▶ RECORD LIST:
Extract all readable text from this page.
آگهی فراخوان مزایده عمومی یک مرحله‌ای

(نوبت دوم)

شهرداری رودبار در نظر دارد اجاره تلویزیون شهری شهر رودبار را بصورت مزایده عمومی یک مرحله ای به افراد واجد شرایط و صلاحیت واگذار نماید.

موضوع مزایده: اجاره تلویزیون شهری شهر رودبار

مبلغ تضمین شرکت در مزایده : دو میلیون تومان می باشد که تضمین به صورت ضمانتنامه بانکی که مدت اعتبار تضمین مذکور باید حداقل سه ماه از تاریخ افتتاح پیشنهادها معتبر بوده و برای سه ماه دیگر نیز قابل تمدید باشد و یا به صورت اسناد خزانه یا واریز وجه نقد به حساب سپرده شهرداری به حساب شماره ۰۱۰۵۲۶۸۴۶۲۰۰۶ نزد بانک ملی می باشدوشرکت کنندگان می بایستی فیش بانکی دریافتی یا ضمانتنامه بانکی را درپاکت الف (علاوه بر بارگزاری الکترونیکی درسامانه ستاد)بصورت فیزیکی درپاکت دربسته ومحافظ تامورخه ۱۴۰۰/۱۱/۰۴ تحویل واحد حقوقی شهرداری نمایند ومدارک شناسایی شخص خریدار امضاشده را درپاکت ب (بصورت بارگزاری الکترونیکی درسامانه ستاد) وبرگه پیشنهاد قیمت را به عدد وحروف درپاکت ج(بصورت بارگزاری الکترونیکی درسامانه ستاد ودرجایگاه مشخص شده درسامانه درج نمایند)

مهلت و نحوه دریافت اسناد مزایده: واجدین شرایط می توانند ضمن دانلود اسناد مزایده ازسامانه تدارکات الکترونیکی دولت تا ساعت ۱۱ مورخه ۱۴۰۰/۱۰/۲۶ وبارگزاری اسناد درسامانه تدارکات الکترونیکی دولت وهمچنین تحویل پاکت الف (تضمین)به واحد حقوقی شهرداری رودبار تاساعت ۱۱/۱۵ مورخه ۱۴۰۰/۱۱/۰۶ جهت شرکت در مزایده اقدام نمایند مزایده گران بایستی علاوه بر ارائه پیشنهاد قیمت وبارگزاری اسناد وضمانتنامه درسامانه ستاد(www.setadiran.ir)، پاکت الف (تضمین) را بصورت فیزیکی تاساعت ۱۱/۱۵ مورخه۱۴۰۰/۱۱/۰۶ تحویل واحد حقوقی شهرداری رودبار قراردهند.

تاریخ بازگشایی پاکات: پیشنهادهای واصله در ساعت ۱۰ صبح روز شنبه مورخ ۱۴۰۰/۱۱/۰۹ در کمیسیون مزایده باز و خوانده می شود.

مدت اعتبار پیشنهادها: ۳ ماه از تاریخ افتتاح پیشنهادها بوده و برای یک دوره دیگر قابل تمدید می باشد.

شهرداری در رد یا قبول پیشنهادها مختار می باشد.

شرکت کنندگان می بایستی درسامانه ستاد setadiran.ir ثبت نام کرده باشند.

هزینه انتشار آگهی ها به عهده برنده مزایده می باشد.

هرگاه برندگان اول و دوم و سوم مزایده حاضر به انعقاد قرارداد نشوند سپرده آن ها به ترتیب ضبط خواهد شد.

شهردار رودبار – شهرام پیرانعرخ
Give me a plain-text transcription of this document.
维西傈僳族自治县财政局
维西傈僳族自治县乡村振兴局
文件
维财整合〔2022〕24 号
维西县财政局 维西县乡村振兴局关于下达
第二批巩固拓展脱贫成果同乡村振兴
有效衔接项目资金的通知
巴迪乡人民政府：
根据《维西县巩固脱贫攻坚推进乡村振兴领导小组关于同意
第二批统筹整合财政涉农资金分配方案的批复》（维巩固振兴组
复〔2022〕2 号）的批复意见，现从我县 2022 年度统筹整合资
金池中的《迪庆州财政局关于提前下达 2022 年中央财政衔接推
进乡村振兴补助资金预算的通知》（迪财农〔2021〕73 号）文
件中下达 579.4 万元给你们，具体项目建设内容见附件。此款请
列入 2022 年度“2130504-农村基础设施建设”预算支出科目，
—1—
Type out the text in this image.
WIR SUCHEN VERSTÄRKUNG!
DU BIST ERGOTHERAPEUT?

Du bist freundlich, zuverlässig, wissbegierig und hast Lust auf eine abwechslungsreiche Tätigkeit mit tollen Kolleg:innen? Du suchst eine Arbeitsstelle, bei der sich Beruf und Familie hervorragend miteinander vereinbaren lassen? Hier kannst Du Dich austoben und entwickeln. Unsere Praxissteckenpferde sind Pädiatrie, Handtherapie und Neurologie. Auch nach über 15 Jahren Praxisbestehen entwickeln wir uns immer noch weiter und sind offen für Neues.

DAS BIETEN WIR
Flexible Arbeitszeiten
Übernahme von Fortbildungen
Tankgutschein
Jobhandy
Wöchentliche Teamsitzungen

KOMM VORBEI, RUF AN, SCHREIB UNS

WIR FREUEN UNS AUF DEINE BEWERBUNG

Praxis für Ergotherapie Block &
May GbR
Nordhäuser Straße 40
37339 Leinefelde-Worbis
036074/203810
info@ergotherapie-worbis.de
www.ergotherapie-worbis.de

▶ EXERCISE OBJECTIVE:
Print the listing above in its entirety, with every line exact.

▶ CORRECT RESULT:
Extract all readable text from this page.
آگهی فراخوان مزایده عمومی یک مرحله‌ای

(نوبت دوم)

شهرداری رودبار در نظر دارد اجاره تلویزیون شهری شهر رودبار را بصورت مزایده عمومی یک مرحله ای به افراد واجد شرایط و صلاحیت واگذار نماید.

موضوع مزایده: اجاره تلویزیون شهری شهر رودبار

مبلغ تضمین شرکت در مزایده : دو میلیون تومان می باشد که تضمین به صورت ضمانتنامه بانکی که مدت اعتبار تضمین مذکور باید حداقل سه ماه از تاریخ افتتاح پیشنهادها معتبر بوده و برای سه ماه دیگر نیز قابل تمدید باشد و یا به صورت اسناد خزانه یا واریز وجه نقد به حساب سپرده شهرداری به حساب شماره ۰۱۰۵۲۶۸۴۶۲۰۰۶ نزد بانک ملی می باشدوشرکت کنندگان می بایستی فیش بانکی دریافتی یا ضمانتنامه بانکی را درپاکت الف (علاوه بر بارگزاری الکترونیکی درسامانه ستاد)بصورت فیزیکی درپاکت دربسته ومحافظ تامورخه ۱۴۰۰/۱۱/۰۴ تحویل واحد حقوقی شهرداری نمایند ومدارک شناسایی شخص خریدار امضاشده را درپاکت ب (بصورت بارگزاری الکترونیکی درسامانه ستاد) وبرگه پیشنهاد قیمت را به عدد وحروف درپاکت ج(بصورت بارگزاری الکترونیکی درسامانه ستاد ودرجایگاه مشخص شده درسامانه درج نمایند)

مهلت و نحوه دریافت اسناد مزایده: واجدین شرایط می توانند ضمن دانلود اسناد مزایده ازسامانه تدارکات الکترونیکی دولت تا ساعت ۱۱ مورخه ۱۴۰۰/۱۰/۲۶ وبارگزاری اسناد درسامانه تدارکات الکترونیکی دولت وهمچنین تحویل پاکت الف (تضمین)به واحد حقوقی شهرداری رودبار تاساعت ۱۱/۱۵ مورخه ۱۴۰۰/۱۱/۰۶ جهت شرکت در مزایده اقدام نمایند مزایده گران بایستی علاوه بر ارائه پیشنهاد قیمت وبارگزاری اسناد وضمانتنامه درسامانه ستاد(www.setadiran.ir)، پاکت الف (تضمین) را بصورت فیزیکی تاساعت ۱۱/۱۵ مورخه۱۴۰۰/۱۱/۰۶ تحویل واحد حقوقی شهرداری رودبار قراردهند.

تاریخ بازگشایی پاکات: پیشنهادهای واصله در ساعت ۱۰ صبح روز شنبه مورخ ۱۴۰۰/۱۱/۰۹ در کمیسیون مزایده باز و خوانده می شود.

مدت اعتبار پیشنهادها: ۳ ماه از تاریخ افتتاح پیشنهادها بوده و برای یک دوره دیگر قابل تمدید می باشد.

شهرداری در رد یا قبول پیشنهادها مختار می باشد.

شرکت کنندگان می بایستی درسامانه ستاد setadiran.ir ثبت نام کرده باشند.

هزینه انتشار آگهی ها به عهده برنده مزایده می باشد.

هرگاه برندگان اول و دوم و سوم مزایده حاضر به انعقاد قرارداد نشوند سپرده آن ها به ترتیب ضبط خواهد شد.

شهردار رودبار – شهرام پیرانعرخ
Give me a plain-text transcription of this document.
维西傈僳族自治县财政局
维西傈僳族自治县乡村振兴局
文件
维财整合〔2022〕24 号
维西县财政局 维西县乡村振兴局关于下达
第二批巩固拓展脱贫成果同乡村振兴
有效衔接项目资金的通知
巴迪乡人民政府：
根据《维西县巩固脱贫攻坚推进乡村振兴领导小组关于同意
第二批统筹整合财政涉农资金分配方案的批复》（维巩固振兴组
复〔2022〕2 号）的批复意见，现从我县 2022 年度统筹整合资
金池中的《迪庆州财政局关于提前下达 2022 年中央财政衔接推
进乡村振兴补助资金预算的通知》（迪财农〔2021〕73 号）文
件中下达 579.4 万元给你们，具体项目建设内容见附件。此款请
列入 2022 年度“2130504-农村基础设施建设”预算支出科目，
—1—
Type out the text in this image.
WIR SUCHEN VERSTÄRKUNG!
DU BIST ERGOTHERAPEUT?

Du bist freundlich, zuverlässig, wissbegierig und hast Lust auf eine abwechslungsreiche Tätigkeit mit tollen Kolleg:innen? Du suchst eine Arbeitsstelle, bei der sich Beruf und Familie hervorragend miteinander vereinbaren lassen? Hier kannst Du Dich austoben und entwickeln. Unsere Praxissteckenpferde sind Pädiatrie, Handtherapie und Neurologie. Auch nach über 15 Jahren Praxisbestehen entwickeln wir uns immer noch weiter und sind offen für Neues.

DAS BIETEN WIR
Flexible Arbeitszeiten
Übernahme von Fortbildungen
Tankgutschein
Jobhandy
Wöchentliche Teamsitzungen

KOMM VORBEI, RUF AN, SCHREIB UNS

WIR FREUEN UNS AUF DEINE BEWERBUNG

Praxis für Ergotherapie Block &
May GbR
Nordhäuser Straße 40
37339 Leinefelde-Worbis
036074/203810
info@ergotherapie-worbis.de
www.ergotherapie-worbis.de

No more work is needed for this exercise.